• [DIRECTIVE] Copy the lines from the start of the records through the one containing "avatar[interactable] [20,334,64,378]", both included, with no changes.

BEGIN RECORDS SHOWN

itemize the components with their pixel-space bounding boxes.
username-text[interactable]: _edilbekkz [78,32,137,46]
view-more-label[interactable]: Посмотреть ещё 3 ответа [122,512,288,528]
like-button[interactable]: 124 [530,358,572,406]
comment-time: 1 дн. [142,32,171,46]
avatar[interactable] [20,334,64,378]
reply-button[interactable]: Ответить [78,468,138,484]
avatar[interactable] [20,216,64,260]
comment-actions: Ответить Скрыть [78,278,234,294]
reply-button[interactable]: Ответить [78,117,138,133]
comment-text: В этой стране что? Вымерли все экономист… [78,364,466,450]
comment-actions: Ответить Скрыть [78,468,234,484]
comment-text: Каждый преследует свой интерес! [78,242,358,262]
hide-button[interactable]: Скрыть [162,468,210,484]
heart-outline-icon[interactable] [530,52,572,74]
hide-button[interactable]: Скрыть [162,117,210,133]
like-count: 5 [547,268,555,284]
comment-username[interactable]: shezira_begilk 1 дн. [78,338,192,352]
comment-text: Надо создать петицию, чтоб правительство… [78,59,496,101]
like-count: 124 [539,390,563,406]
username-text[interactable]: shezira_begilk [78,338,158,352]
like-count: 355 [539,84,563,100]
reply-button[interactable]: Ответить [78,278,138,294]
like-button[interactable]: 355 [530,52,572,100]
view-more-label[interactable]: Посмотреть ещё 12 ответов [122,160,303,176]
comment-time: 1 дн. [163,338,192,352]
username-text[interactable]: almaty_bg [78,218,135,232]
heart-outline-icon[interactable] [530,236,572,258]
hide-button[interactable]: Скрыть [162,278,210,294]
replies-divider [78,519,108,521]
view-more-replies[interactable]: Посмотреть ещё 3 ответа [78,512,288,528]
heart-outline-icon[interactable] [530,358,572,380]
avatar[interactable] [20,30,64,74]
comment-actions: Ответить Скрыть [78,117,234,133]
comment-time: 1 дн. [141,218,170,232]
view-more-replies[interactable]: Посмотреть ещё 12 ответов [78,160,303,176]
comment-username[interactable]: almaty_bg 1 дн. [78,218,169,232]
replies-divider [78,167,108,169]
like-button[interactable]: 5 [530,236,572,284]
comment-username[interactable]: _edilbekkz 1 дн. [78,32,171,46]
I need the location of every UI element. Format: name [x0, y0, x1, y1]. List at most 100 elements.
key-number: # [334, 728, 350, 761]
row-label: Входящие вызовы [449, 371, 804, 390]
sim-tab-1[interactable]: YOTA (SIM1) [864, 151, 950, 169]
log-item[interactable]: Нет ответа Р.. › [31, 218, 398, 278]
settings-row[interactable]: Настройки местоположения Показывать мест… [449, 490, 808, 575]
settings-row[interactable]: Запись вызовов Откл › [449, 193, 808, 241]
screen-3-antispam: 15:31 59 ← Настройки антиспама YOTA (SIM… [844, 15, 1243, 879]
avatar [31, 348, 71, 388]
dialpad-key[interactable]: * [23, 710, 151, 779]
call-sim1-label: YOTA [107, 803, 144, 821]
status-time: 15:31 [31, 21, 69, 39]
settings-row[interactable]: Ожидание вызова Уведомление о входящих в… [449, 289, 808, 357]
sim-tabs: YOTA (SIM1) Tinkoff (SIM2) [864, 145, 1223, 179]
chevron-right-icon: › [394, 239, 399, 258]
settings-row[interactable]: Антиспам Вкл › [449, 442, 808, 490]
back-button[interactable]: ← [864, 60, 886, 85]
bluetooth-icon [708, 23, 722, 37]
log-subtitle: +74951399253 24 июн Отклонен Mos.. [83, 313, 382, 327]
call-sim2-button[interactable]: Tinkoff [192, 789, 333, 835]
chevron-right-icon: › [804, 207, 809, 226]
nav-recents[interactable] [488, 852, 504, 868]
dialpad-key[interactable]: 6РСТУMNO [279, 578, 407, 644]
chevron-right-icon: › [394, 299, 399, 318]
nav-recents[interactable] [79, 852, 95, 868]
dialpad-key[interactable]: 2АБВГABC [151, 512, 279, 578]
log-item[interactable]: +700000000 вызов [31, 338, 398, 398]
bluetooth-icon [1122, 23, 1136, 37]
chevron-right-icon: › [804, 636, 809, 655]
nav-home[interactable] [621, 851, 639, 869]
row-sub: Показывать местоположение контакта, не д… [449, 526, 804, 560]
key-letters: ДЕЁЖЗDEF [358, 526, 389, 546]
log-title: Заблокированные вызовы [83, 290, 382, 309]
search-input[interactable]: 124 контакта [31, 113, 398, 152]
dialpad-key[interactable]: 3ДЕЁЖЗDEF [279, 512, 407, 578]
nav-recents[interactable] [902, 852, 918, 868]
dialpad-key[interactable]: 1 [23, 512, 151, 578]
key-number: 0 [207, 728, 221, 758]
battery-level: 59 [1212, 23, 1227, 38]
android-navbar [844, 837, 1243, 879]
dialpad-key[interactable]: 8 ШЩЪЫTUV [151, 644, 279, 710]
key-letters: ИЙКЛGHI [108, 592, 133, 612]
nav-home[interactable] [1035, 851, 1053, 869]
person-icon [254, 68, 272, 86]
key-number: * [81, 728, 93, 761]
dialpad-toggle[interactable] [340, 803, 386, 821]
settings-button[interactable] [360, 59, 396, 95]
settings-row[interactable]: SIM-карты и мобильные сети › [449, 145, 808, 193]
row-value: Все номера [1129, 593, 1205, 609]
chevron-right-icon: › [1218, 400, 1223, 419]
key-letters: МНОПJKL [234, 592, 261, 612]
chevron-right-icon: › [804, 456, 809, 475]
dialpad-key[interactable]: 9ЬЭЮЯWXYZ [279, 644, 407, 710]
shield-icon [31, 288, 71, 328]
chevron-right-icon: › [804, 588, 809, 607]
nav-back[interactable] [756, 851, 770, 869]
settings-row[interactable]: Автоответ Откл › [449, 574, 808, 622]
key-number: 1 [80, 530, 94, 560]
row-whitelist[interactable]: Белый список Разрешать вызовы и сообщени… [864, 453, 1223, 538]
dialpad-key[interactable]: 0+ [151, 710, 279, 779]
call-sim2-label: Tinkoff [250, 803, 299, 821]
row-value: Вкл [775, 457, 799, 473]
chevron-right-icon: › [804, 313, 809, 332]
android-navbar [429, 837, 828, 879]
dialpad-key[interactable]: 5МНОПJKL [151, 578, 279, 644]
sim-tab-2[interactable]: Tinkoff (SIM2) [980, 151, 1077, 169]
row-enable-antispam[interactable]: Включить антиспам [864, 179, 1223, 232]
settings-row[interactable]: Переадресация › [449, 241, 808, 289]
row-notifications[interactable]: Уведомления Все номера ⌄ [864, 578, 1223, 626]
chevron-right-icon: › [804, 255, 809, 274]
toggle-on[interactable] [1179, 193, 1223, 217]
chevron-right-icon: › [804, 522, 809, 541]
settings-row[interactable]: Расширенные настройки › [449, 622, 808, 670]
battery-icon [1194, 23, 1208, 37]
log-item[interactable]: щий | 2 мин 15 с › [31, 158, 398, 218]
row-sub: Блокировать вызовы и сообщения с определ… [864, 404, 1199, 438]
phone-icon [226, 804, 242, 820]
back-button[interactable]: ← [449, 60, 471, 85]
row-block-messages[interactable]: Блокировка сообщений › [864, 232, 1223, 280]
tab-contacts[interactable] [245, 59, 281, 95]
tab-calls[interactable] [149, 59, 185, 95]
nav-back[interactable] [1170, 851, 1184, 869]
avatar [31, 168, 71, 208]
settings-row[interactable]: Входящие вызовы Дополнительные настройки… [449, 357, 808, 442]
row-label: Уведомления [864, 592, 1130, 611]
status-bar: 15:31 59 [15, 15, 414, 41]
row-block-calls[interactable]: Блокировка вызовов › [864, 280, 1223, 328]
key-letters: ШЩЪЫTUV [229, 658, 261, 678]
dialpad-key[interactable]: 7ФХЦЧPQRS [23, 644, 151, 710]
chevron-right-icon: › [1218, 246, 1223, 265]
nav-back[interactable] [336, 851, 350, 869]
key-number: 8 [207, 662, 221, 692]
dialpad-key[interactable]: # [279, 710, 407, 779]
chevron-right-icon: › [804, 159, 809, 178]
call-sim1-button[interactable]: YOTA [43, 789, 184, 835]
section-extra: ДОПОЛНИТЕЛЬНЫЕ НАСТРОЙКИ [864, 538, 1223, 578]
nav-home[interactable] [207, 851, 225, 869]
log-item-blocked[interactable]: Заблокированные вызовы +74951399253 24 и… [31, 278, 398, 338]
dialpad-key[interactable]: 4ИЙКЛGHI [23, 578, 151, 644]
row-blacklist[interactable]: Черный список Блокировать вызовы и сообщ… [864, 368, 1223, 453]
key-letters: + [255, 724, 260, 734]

END RECORDS SHOWN

• [REPLY TO THE TASK]
itemize the components with their pixel-space bounding boxes.
username-text[interactable]: _edilbekkz [78,32,137,46]
view-more-label[interactable]: Посмотреть ещё 3 ответа [122,512,288,528]
like-button[interactable]: 124 [530,358,572,406]
comment-time: 1 дн. [142,32,171,46]
avatar[interactable] [20,334,64,378]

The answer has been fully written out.